**GOAL**
Report every line below that holds the word "print".

**THE DATA**

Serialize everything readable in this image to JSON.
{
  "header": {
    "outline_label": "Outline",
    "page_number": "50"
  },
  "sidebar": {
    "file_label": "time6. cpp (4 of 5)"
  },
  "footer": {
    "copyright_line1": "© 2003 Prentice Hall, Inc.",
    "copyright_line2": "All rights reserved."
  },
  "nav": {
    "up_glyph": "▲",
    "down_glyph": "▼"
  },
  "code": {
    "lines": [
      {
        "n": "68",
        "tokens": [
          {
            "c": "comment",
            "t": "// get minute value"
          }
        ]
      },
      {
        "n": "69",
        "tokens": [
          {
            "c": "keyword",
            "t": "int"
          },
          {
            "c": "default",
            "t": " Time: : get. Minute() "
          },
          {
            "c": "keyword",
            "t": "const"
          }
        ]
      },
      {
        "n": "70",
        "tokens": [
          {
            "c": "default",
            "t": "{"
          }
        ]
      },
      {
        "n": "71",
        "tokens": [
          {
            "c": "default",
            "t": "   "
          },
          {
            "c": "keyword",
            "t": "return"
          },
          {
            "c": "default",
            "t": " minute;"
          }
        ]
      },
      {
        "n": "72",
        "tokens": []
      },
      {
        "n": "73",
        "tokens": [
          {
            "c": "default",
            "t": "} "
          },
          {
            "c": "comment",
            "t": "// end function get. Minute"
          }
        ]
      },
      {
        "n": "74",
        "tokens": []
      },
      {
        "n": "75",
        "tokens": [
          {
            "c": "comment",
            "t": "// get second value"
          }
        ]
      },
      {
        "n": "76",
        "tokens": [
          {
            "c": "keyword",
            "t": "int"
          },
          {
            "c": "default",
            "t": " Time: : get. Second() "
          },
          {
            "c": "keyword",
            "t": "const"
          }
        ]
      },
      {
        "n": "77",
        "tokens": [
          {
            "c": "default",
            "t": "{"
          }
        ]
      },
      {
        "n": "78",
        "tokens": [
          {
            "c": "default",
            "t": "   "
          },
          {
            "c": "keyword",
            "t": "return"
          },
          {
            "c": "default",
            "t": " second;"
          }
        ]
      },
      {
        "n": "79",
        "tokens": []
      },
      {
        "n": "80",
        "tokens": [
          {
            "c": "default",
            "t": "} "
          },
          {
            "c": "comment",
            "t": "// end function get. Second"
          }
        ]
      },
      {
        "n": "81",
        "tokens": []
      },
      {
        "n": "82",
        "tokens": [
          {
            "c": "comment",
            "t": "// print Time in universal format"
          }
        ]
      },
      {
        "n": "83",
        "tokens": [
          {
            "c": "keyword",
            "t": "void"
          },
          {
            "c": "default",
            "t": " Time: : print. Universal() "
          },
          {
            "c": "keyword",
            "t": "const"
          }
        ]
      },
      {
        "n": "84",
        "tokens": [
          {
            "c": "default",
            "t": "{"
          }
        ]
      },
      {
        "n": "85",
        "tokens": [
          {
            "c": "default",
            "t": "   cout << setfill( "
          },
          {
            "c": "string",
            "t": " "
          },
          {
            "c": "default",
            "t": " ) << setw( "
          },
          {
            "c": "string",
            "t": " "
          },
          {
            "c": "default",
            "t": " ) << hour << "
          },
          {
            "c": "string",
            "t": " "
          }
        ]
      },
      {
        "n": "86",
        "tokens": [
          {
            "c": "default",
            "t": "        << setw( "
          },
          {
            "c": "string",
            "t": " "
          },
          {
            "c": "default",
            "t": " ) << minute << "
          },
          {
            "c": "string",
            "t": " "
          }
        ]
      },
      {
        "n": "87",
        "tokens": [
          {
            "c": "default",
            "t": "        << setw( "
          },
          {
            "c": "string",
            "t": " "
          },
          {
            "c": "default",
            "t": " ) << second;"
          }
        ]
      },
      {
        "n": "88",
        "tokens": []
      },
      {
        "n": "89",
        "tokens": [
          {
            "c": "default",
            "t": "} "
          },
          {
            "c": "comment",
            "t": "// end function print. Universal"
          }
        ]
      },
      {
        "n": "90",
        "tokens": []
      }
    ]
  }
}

**TASK ANSWER**
            "t": "// print Time in universal format"
            "t": " Time: : print. Universal() "
            "t": "// end function print. Universal"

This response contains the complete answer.